Raw records:
● ● ● ● ● ● ●

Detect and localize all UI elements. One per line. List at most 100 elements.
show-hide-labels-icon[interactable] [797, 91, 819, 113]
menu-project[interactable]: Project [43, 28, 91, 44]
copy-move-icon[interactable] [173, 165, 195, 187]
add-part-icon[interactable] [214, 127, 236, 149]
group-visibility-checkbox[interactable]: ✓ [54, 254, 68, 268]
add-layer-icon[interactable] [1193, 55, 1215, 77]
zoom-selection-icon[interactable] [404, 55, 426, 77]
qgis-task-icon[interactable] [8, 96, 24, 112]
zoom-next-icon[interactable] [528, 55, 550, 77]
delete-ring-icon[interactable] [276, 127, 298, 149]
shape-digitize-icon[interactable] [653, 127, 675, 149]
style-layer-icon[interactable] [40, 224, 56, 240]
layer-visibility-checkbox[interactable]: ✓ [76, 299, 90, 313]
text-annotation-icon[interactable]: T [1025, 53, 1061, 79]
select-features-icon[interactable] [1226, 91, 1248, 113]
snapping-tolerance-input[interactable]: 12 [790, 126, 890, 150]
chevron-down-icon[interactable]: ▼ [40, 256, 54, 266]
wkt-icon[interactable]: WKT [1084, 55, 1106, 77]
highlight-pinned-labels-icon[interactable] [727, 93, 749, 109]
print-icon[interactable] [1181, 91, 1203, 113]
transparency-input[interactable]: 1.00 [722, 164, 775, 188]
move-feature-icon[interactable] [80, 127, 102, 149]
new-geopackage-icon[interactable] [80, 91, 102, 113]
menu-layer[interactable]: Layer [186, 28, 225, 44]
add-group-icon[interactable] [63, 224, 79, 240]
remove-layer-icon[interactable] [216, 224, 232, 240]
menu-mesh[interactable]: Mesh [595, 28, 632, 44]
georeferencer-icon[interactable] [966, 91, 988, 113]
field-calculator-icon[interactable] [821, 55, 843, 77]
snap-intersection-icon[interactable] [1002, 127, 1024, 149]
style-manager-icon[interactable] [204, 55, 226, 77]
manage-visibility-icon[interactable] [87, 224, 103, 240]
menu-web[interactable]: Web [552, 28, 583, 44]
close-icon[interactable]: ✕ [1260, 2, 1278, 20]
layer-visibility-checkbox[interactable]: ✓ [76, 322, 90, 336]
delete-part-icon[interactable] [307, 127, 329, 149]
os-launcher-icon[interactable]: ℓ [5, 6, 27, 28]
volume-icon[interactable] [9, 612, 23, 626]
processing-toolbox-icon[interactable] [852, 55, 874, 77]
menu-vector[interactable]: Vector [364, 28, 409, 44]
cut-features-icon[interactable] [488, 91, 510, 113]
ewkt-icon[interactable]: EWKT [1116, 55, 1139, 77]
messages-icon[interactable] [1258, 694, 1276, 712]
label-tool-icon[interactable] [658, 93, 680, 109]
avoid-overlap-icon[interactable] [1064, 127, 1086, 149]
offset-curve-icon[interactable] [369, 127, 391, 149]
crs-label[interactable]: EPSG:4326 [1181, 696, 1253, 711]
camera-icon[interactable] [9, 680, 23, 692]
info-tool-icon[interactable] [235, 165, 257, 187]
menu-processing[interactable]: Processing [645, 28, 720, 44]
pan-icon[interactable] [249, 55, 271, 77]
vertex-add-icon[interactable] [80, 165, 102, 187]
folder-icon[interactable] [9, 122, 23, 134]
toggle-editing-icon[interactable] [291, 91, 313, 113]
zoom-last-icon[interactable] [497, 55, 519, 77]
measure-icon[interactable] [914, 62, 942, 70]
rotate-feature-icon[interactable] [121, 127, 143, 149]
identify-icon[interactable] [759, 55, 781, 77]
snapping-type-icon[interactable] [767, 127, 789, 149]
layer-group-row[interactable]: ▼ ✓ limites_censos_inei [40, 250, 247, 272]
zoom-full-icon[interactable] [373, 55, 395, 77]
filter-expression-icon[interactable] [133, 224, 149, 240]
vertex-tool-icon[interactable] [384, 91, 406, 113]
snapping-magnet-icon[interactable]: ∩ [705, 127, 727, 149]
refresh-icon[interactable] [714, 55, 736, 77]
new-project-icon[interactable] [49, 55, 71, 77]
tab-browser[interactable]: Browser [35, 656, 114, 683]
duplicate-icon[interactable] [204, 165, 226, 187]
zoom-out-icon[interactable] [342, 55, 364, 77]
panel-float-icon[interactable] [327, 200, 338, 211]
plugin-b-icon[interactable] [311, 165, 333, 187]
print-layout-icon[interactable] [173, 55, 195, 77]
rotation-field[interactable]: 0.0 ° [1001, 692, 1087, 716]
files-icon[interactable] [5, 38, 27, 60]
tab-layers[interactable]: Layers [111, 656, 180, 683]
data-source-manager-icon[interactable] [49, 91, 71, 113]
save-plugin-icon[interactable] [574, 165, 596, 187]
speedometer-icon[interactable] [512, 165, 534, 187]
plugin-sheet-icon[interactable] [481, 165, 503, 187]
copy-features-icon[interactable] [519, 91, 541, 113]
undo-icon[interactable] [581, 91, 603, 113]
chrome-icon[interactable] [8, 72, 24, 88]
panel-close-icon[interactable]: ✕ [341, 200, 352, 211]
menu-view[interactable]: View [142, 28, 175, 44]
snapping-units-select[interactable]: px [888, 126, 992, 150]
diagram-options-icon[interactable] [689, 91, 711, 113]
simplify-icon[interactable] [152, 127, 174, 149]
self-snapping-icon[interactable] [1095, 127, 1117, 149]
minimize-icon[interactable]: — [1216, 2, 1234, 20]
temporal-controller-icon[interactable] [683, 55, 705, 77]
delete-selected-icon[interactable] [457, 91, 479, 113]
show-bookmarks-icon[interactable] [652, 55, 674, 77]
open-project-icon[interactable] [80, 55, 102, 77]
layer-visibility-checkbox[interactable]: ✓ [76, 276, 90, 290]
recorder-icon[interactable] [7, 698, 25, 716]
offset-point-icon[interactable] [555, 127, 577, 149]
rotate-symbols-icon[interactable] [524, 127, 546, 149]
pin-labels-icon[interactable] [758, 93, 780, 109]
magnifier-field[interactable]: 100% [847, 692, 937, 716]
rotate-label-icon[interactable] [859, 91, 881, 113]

● ● ● ● ● ● ●

WHAT IS ASKED: Format every line of the listing above as a JSON list of strings, one string per line, leaving out blank lines.

ANSWER BELOW:
[
  "Detect and localize all UI elements. One per line. List at most 100 elements.",
  "show-hide-labels-icon[interactable] [797, 91, 819, 113]",
  "menu-project[interactable]: Project [43, 28, 91, 44]",
  "copy-move-icon[interactable] [173, 165, 195, 187]",
  "add-part-icon[interactable] [214, 127, 236, 149]",
  "group-visibility-checkbox[interactable]: ✓ [54, 254, 68, 268]",
  "add-layer-icon[interactable] [1193, 55, 1215, 77]",
  "zoom-selection-icon[interactable] [404, 55, 426, 77]",
  "qgis-task-icon[interactable] [8, 96, 24, 112]",
  "zoom-next-icon[interactable] [528, 55, 550, 77]",
  "delete-ring-icon[interactable] [276, 127, 298, 149]",
  "shape-digitize-icon[interactable] [653, 127, 675, 149]",
  "style-layer-icon[interactable] [40, 224, 56, 240]",
  "layer-visibility-checkbox[interactable]: ✓ [76, 299, 90, 313]",
  "text-annotation-icon[interactable]: T [1025, 53, 1061, 79]",
  "select-features-icon[interactable] [1226, 91, 1248, 113]",
  "snapping-tolerance-input[interactable]: 12 [790, 126, 890, 150]",
  "chevron-down-icon[interactable]: ▼ [40, 256, 54, 266]",
  "wkt-icon[interactable]: WKT [1084, 55, 1106, 77]",
  "highlight-pinned-labels-icon[interactable] [727, 93, 749, 109]",
  "print-icon[interactable] [1181, 91, 1203, 113]",
  "transparency-input[interactable]: 1.00 [722, 164, 775, 188]",
  "move-feature-icon[interactable] [80, 127, 102, 149]",
  "new-geopackage-icon[interactable] [80, 91, 102, 113]",
  "menu-layer[interactable]: Layer [186, 28, 225, 44]",
  "add-group-icon[interactable] [63, 224, 79, 240]",
  "remove-layer-icon[interactable] [216, 224, 232, 240]",
  "menu-mesh[interactable]: Mesh [595, 28, 632, 44]",
  "georeferencer-icon[interactable] [966, 91, 988, 113]",
  "field-calculator-icon[interactable] [821, 55, 843, 77]",
  "snap-intersection-icon[interactable] [1002, 127, 1024, 149]",
  "style-manager-icon[interactable] [204, 55, 226, 77]",
  "manage-visibility-icon[interactable] [87, 224, 103, 240]",
  "menu-web[interactable]: Web [552, 28, 583, 44]",
  "close-icon[interactable]: ✕ [1260, 2, 1278, 20]",
  "layer-visibility-checkbox[interactable]: ✓ [76, 322, 90, 336]",
  "delete-part-icon[interactable] [307, 127, 329, 149]",
  "os-launcher-icon[interactable]: ℓ [5, 6, 27, 28]",
  "volume-icon[interactable] [9, 612, 23, 626]",
  "processing-toolbox-icon[interactable] [852, 55, 874, 77]",
  "menu-vector[interactable]: Vector [364, 28, 409, 44]",
  "cut-features-icon[interactable] [488, 91, 510, 113]",
  "ewkt-icon[interactable]: EWKT [1116, 55, 1139, 77]",
  "messages-icon[interactable] [1258, 694, 1276, 712]",
  "label-tool-icon[interactable] [658, 93, 680, 109]",
  "avoid-overlap-icon[interactable] [1064, 127, 1086, 149]",
  "offset-curve-icon[interactable] [369, 127, 391, 149]",
  "crs-label[interactable]: EPSG:4326 [1181, 696, 1253, 711]",
  "camera-icon[interactable] [9, 680, 23, 692]",
  "info-tool-icon[interactable] [235, 165, 257, 187]",
  "menu-processing[interactable]: Processing [645, 28, 720, 44]",
  "pan-icon[interactable] [249, 55, 271, 77]",
  "vertex-add-icon[interactable] [80, 165, 102, 187]",
  "folder-icon[interactable] [9, 122, 23, 134]",
  "toggle-editing-icon[interactable] [291, 91, 313, 113]",
  "zoom-last-icon[interactable] [497, 55, 519, 77]",
  "measure-icon[interactable] [914, 62, 942, 70]",
  "rotate-feature-icon[interactable] [121, 127, 143, 149]",
  "identify-icon[interactable] [759, 55, 781, 77]",
  "snapping-type-icon[interactable] [767, 127, 789, 149]",
  "layer-group-row[interactable]: ▼ ✓ limites_censos_inei [40, 250, 247, 272]",
  "zoom-full-icon[interactable] [373, 55, 395, 77]",
  "filter-expression-icon[interactable] [133, 224, 149, 240]",
  "vertex-tool-icon[interactable] [384, 91, 406, 113]",
  "snapping-magnet-icon[interactable]: ∩ [705, 127, 727, 149]",
  "refresh-icon[interactable] [714, 55, 736, 77]",
  "new-project-icon[interactable] [49, 55, 71, 77]",
  "tab-browser[interactable]: Browser [35, 656, 114, 683]",
  "duplicate-icon[interactable] [204, 165, 226, 187]",
  "zoom-out-icon[interactable] [342, 55, 364, 77]",
  "panel-float-icon[interactable] [327, 200, 338, 211]",
  "plugin-b-icon[interactable] [311, 165, 333, 187]",
  "print-layout-icon[interactable] [173, 55, 195, 77]",
  "rotation-field[interactable]: 0.0 ° [1001, 692, 1087, 716]",
  "files-icon[interactable] [5, 38, 27, 60]",
  "tab-layers[interactable]: Layers [111, 656, 180, 683]",
  "data-source-manager-icon[interactable] [49, 91, 71, 113]",
  "save-plugin-icon[interactable] [574, 165, 596, 187]",
  "speedometer-icon[interactable] [512, 165, 534, 187]",
  "plugin-sheet-icon[interactable] [481, 165, 503, 187]",
  "copy-features-icon[interactable] [519, 91, 541, 113]",
  "undo-icon[interactable] [581, 91, 603, 113]",
  "chrome-icon[interactable] [8, 72, 24, 88]",
  "panel-close-icon[interactable]: ✕ [341, 200, 352, 211]",
  "menu-view[interactable]: View [142, 28, 175, 44]",
  "snapping-units-select[interactable]: px [888, 126, 992, 150]",
  "diagram-options-icon[interactable] [689, 91, 711, 113]",
  "simplify-icon[interactable] [152, 127, 174, 149]",
  "self-snapping-icon[interactable] [1095, 127, 1117, 149]",
  "minimize-icon[interactable]: — [1216, 2, 1234, 20]",
  "temporal-controller-icon[interactable] [683, 55, 705, 77]",
  "delete-selected-icon[interactable] [457, 91, 479, 113]",
  "show-bookmarks-icon[interactable] [652, 55, 674, 77]",
  "open-project-icon[interactable] [80, 55, 102, 77]",
  "layer-visibility-checkbox[interactable]: ✓ [76, 276, 90, 290]",
  "recorder-icon[interactable] [7, 698, 25, 716]",
  "offset-point-icon[interactable] [555, 127, 577, 149]",
  "rotate-symbols-icon[interactable] [524, 127, 546, 149]",
  "pin-labels-icon[interactable] [758, 93, 780, 109]",
  "magnifier-field[interactable]: 100% [847, 692, 937, 716]",
  "rotate-label-icon[interactable] [859, 91, 881, 113]"
]